Exercise aim –
Every record must be written out once more, with nothing added or omitted.

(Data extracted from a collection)

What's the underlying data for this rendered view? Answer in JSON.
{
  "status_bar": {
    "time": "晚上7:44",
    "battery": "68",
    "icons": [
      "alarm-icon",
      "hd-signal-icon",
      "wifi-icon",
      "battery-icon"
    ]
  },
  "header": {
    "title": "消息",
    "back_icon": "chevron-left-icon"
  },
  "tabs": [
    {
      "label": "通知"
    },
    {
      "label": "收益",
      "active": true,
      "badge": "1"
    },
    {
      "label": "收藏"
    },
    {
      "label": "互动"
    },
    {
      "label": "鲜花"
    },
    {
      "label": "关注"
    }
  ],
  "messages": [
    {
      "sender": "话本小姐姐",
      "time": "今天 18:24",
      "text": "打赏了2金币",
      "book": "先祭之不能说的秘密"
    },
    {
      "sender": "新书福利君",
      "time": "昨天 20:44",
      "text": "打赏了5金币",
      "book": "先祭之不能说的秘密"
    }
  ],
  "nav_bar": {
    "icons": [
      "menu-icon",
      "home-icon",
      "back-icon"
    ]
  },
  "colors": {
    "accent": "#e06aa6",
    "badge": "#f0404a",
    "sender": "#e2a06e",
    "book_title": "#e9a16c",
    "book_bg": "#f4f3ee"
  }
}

Solved exercise –
What's the underlying data for this rendered view? Answer in JSON.
{
  "status_bar": {
    "time": "晚上7:44",
    "battery": "68",
    "icons": [
      "alarm-icon",
      "hd-signal-icon",
      "wifi-icon",
      "battery-icon"
    ]
  },
  "header": {
    "title": "消息",
    "back_icon": "chevron-left-icon"
  },
  "tabs": [
    {
      "label": "通知"
    },
    {
      "label": "收益",
      "active": true,
      "badge": "1"
    },
    {
      "label": "收藏"
    },
    {
      "label": "互动"
    },
    {
      "label": "鲜花"
    },
    {
      "label": "关注"
    }
  ],
  "messages": [
    {
      "sender": "话本小姐姐",
      "time": "今天 18:24",
      "text": "打赏了2金币",
      "book": "先祭之不能说的秘密"
    },
    {
      "sender": "新书福利君",
      "time": "昨天 20:44",
      "text": "打赏了5金币",
      "book": "先祭之不能说的秘密"
    }
  ],
  "nav_bar": {
    "icons": [
      "menu-icon",
      "home-icon",
      "back-icon"
    ]
  },
  "colors": {
    "accent": "#e06aa6",
    "badge": "#f0404a",
    "sender": "#e2a06e",
    "book_title": "#e9a16c",
    "book_bg": "#f4f3ee"
  }
}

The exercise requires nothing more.